EXERCISE DETAILS: Note each line where "border" appears, and copy it.

+ + + +

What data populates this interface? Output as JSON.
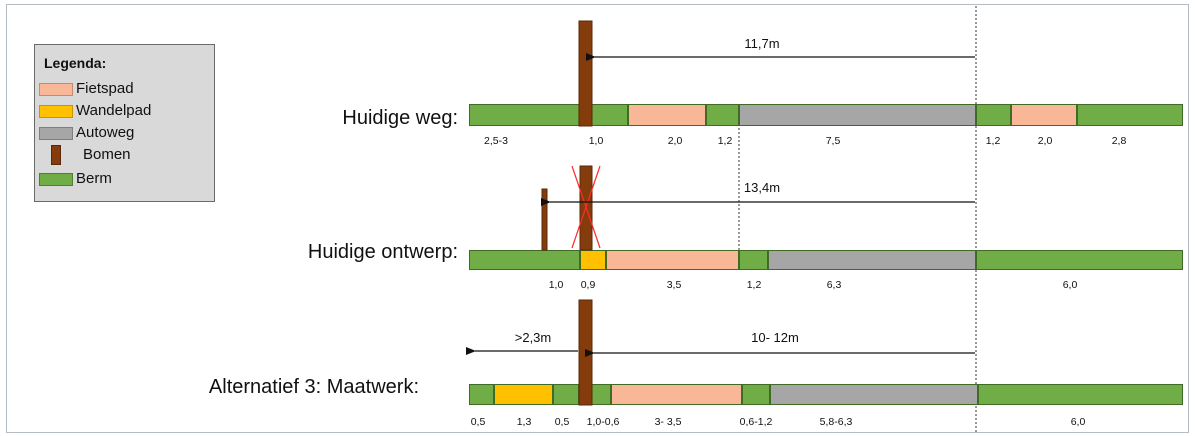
{
  "legend": {
    "title": "Legenda:",
    "items": [
      {
        "label": "Fietspad",
        "color": "#f8b898",
        "border": "#c98a6a",
        "kind": "box"
      },
      {
        "label": "Wandelpad",
        "color": "#ffc000",
        "border": "#c79600",
        "kind": "box"
      },
      {
        "label": "Autoweg",
        "color": "#a6a6a6",
        "border": "#7f7f7f",
        "kind": "box"
      },
      {
        "label": "Bomen",
        "color": "#843c0c",
        "border": "#5a2808",
        "kind": "tree"
      },
      {
        "label": "Berm",
        "color": "#70ad47",
        "border": "#4e7f30",
        "kind": "box"
      }
    ]
  },
  "colors": {
    "berm": "#70ad47",
    "fietspad": "#f8b898",
    "wandelpad": "#ffc000",
    "autoweg": "#a6a6a6",
    "boom": "#843c0c",
    "outline": "#3f6b27",
    "arrow": "#111111",
    "cross": "#ff2a2a"
  },
  "rows": [
    {
      "label": "Huidige weg:",
      "arrows": [
        {
          "label": "11,7m"
        }
      ],
      "segments": [
        {
          "type": "berm",
          "value": "2,5-3"
        },
        {
          "type": "berm",
          "value": "1,0"
        },
        {
          "type": "fietspad",
          "value": "2,0"
        },
        {
          "type": "berm",
          "value": "1,2"
        },
        {
          "type": "autoweg",
          "value": "7,5"
        },
        {
          "type": "berm",
          "value": "1,2"
        },
        {
          "type": "fietspad",
          "value": "2,0"
        },
        {
          "type": "berm",
          "value": "2,8"
        }
      ]
    },
    {
      "label": "Huidige ontwerp:",
      "arrows": [
        {
          "label": "13,4m"
        }
      ],
      "segments": [
        {
          "type": "berm",
          "value": "1,0"
        },
        {
          "type": "wandelpad",
          "value": "0,9"
        },
        {
          "type": "fietspad",
          "value": "3,5"
        },
        {
          "type": "berm",
          "value": "1,2"
        },
        {
          "type": "autoweg",
          "value": "6,3"
        },
        {
          "type": "berm",
          "value": "6,0"
        }
      ]
    },
    {
      "label": "Alternatief 3: Maatwerk:",
      "arrows": [
        {
          "label": "10- 12m"
        },
        {
          "label": ">2,3m"
        }
      ],
      "segments": [
        {
          "type": "berm",
          "value": "0,5"
        },
        {
          "type": "wandelpad",
          "value": "1,3"
        },
        {
          "type": "berm",
          "value": "0,5"
        },
        {
          "type": "berm",
          "value": "1,0-0,6"
        },
        {
          "type": "fietspad",
          "value": "3- 3,5"
        },
        {
          "type": "berm",
          "value": "0,6-1,2"
        },
        {
          "type": "autoweg",
          "value": "5,8-6,3"
        },
        {
          "type": "berm",
          "value": "6,0"
        }
      ]
    }
  ]
}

+ + + +

WRITTEN REPLY:
        "border": "#c98a6a",
        "border": "#c79600",
        "border": "#7f7f7f",
        "border": "#5a2808",
        "border": "#4e7f30",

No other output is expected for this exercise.